◆ **Exercise requirements**
Print the rows between the line holding "y-tick-label: 1100 [56, 8, 82, 18]" and the line holding "y-tick-label: 500 [62, 264, 82, 274]", inclusive, character for character.
+++
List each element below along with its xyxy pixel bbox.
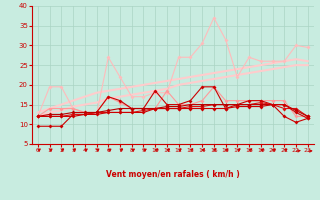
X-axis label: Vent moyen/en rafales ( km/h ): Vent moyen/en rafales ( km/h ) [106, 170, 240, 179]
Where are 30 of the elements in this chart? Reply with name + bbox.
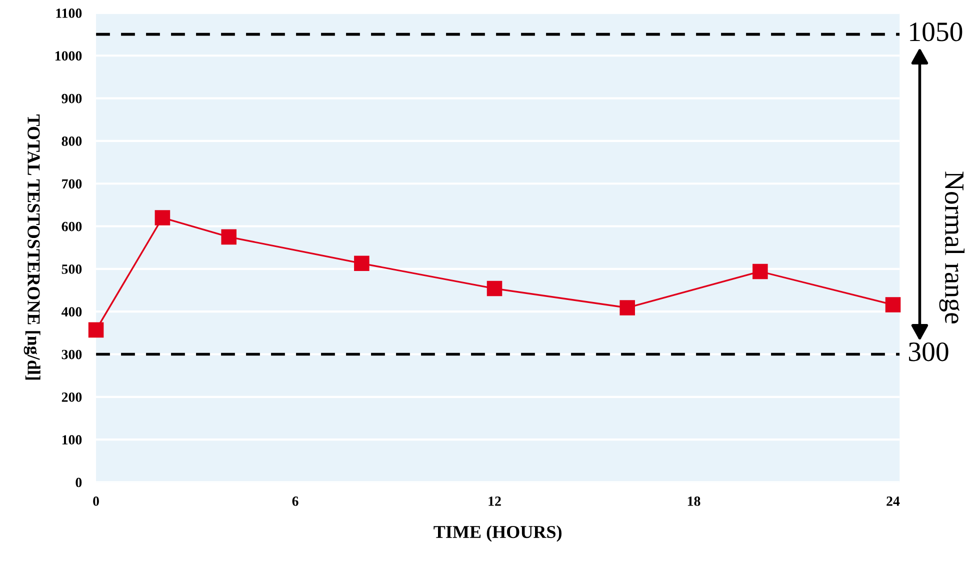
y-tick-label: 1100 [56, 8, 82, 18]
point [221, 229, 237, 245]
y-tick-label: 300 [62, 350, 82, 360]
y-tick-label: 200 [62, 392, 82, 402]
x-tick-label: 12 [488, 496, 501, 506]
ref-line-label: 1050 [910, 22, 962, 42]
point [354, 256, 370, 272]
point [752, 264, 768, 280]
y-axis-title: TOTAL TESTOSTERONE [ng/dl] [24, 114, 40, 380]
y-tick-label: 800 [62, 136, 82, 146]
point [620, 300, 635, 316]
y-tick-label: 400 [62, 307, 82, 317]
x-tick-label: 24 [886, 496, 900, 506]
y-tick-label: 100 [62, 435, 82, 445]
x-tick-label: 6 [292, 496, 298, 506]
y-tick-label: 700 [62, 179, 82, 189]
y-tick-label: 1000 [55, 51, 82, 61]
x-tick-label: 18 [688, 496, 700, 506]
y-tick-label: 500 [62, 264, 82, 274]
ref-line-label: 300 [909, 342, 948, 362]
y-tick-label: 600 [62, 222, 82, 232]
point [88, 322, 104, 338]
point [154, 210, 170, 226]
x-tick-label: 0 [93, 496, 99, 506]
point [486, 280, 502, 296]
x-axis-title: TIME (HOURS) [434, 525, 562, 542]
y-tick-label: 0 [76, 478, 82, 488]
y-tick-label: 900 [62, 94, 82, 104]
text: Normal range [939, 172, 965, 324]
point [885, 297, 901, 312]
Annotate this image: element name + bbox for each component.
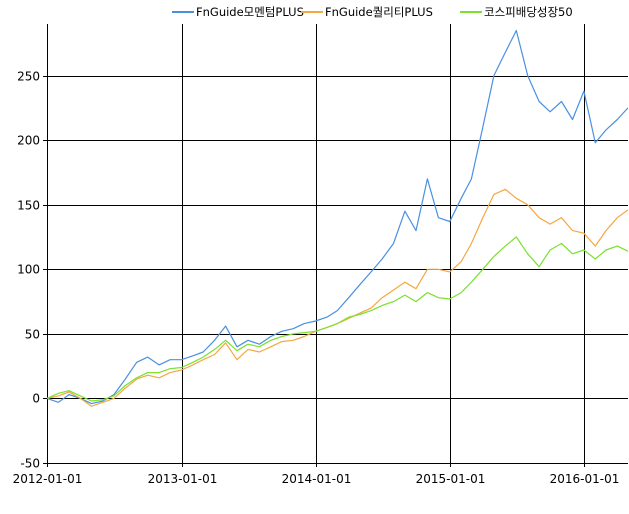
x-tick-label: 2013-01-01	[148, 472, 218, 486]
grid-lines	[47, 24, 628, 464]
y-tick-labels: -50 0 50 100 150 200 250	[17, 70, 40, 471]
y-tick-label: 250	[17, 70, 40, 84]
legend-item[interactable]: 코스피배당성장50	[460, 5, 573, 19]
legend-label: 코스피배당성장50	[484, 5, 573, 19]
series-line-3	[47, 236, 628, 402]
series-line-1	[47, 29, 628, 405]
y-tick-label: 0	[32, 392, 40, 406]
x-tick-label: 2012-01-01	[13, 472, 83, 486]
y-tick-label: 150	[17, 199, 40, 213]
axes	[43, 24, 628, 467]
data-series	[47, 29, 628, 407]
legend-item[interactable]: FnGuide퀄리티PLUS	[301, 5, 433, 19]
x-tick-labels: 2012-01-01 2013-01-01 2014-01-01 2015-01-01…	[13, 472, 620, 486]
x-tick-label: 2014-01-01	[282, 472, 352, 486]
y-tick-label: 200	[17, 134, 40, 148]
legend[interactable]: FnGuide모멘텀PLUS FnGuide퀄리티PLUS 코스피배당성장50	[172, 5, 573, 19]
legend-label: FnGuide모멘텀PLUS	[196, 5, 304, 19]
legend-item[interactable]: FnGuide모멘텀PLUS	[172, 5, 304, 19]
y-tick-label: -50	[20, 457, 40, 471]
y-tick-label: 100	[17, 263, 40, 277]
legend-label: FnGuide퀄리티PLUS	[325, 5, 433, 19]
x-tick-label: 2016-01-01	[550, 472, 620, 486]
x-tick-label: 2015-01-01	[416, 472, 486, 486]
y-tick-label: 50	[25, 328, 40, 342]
+++
◆ **Task output**
y-tick-label: 1100 [56, 8, 82, 18]
point [221, 229, 237, 245]
y-tick-label: 300 [62, 350, 82, 360]
y-tick-label: 200 [62, 392, 82, 402]
x-tick-label: 12 [488, 496, 501, 506]
ref-line-label: 1050 [910, 22, 962, 42]
point [354, 256, 370, 272]
point [752, 264, 768, 280]
y-axis-title: TOTAL TESTOSTERONE [ng/dl] [24, 114, 40, 380]
y-tick-label: 800 [62, 136, 82, 146]
point [620, 300, 635, 316]
y-tick-label: 400 [62, 307, 82, 317]
x-tick-label: 24 [886, 496, 900, 506]
y-tick-label: 100 [62, 435, 82, 445]
x-tick-label: 6 [292, 496, 298, 506]
y-tick-label: 700 [62, 179, 82, 189]
y-tick-label: 1000 [55, 51, 82, 61]
x-tick-label: 18 [688, 496, 700, 506]
y-tick-label: 500 [62, 264, 82, 274]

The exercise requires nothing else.